-- INPUT FOR THIS TASK --
-=-=-=-=-

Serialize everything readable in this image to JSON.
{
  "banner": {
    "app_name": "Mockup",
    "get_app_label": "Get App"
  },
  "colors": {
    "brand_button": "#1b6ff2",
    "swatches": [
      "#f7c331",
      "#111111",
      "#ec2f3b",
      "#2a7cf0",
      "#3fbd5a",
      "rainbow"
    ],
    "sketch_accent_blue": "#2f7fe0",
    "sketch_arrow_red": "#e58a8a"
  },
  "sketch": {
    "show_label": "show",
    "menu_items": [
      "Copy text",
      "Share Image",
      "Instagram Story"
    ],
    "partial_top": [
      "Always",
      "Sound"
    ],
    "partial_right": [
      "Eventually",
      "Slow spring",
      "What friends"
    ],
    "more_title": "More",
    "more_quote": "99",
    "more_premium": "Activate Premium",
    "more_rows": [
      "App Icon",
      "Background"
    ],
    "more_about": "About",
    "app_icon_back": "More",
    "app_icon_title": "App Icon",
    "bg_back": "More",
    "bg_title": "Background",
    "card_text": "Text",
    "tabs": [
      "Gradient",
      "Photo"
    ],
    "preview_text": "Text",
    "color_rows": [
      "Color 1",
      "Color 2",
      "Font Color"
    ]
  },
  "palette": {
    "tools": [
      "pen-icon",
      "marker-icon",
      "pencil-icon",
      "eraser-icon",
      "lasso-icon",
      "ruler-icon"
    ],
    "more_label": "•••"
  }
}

-=-=-=-=-

-- EXERCISE DIRECTIONS --
Write out the whole listing again. Match it word for word.

-- WRITTEN RESPONSE --
Serialize everything readable in this image to JSON.
{
  "banner": {
    "app_name": "Mockup",
    "get_app_label": "Get App"
  },
  "colors": {
    "brand_button": "#1b6ff2",
    "swatches": [
      "#f7c331",
      "#111111",
      "#ec2f3b",
      "#2a7cf0",
      "#3fbd5a",
      "rainbow"
    ],
    "sketch_accent_blue": "#2f7fe0",
    "sketch_arrow_red": "#e58a8a"
  },
  "sketch": {
    "show_label": "show",
    "menu_items": [
      "Copy text",
      "Share Image",
      "Instagram Story"
    ],
    "partial_top": [
      "Always",
      "Sound"
    ],
    "partial_right": [
      "Eventually",
      "Slow spring",
      "What friends"
    ],
    "more_title": "More",
    "more_quote": "99",
    "more_premium": "Activate Premium",
    "more_rows": [
      "App Icon",
      "Background"
    ],
    "more_about": "About",
    "app_icon_back": "More",
    "app_icon_title": "App Icon",
    "bg_back": "More",
    "bg_title": "Background",
    "card_text": "Text",
    "tabs": [
      "Gradient",
      "Photo"
    ],
    "preview_text": "Text",
    "color_rows": [
      "Color 1",
      "Color 2",
      "Font Color"
    ]
  },
  "palette": {
    "tools": [
      "pen-icon",
      "marker-icon",
      "pencil-icon",
      "eraser-icon",
      "lasso-icon",
      "ruler-icon"
    ],
    "more_label": "•••"
  }
}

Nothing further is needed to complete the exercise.